Task goal
Go through the data below and gather each line containing "arriba".

Records
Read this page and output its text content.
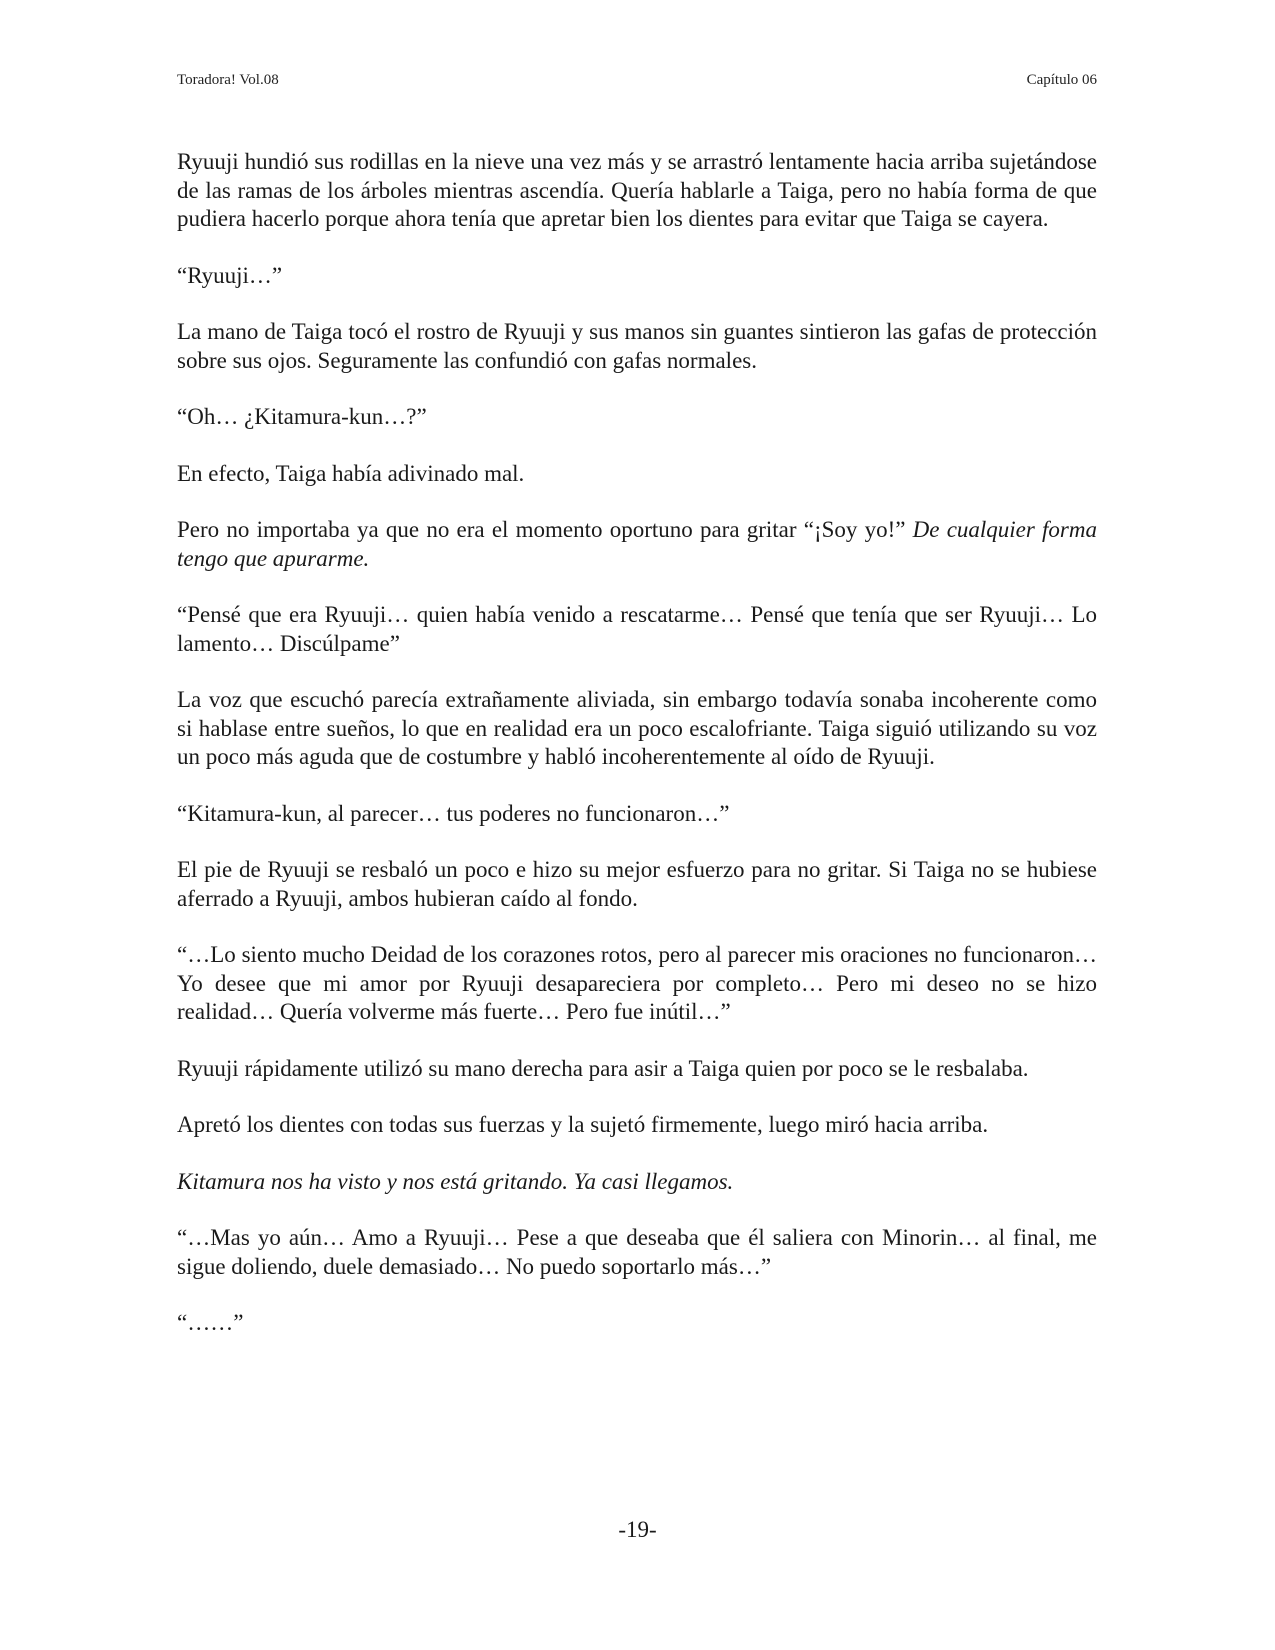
Toradora! Vol.08	Capítulo 06

Ryuuji hundió sus rodillas en la nieve una vez más y se arrastró lentamente hacia arriba sujetándose de las ramas de los árboles mientras ascendía. Quería hablarle a Taiga, pero no había forma de que pudiera hacerlo porque ahora tenía que apretar bien los dientes para evitar que Taiga se cayera.

“Ryuuji…”

La mano de Taiga tocó el rostro de Ryuuji y sus manos sin guantes sintieron las gafas de protección sobre sus ojos. Seguramente las confundió con gafas normales.

“Oh… ¿Kitamura-kun…?”

En efecto, Taiga había adivinado mal.

Pero no importaba ya que no era el momento oportuno para gritar “¡Soy yo!” De cualquier forma tengo que apurarme.

“Pensé que era Ryuuji… quien había venido a rescatarme… Pensé que tenía que ser Ryuuji… Lo lamento… Discúlpame”

La voz que escuchó parecía extrañamente aliviada, sin embargo todavía sonaba incoherente como si hablase entre sueños, lo que en realidad era un poco escalofriante. Taiga siguió utilizando su voz un poco más aguda que de costumbre y habló incoherentemente al oído de Ryuuji.

“Kitamura-kun, al parecer… tus poderes no funcionaron…”

El pie de Ryuuji se resbaló un poco e hizo su mejor esfuerzo para no gritar. Si Taiga no se hubiese aferrado a Ryuuji, ambos hubieran caído al fondo.

“…Lo siento mucho Deidad de los corazones rotos, pero al parecer mis oraciones no funcionaron… Yo desee que mi amor por Ryuuji desapareciera por completo… Pero mi deseo no se hizo realidad… Quería volverme más fuerte… Pero fue inútil…”

Ryuuji rápidamente utilizó su mano derecha para asir a Taiga quien por poco se le resbalaba.

Apretó los dientes con todas sus fuerzas y la sujetó firmemente, luego miró hacia arriba.

Kitamura nos ha visto y nos está gritando. Ya casi llegamos.

“…Mas yo aún… Amo a Ryuuji… Pese a que deseaba que él saliera con Minorin… al final, me sigue doliendo, duele demasiado… No puedo soportarlo más…”

“……”

-19-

Completed task
Ryuuji hundió sus rodillas en la nieve una vez más y se arrastró lentamente hacia arriba sujetándose de las ramas de los árboles mientras ascendía. Quería hablarle a Taiga, pero no había forma de que pudiera hacerlo porque ahora tenía que apretar bien los dientes para evitar que Taiga se cayera.
Apretó los dientes con todas sus fuerzas y la sujetó firmemente, luego miró hacia arriba.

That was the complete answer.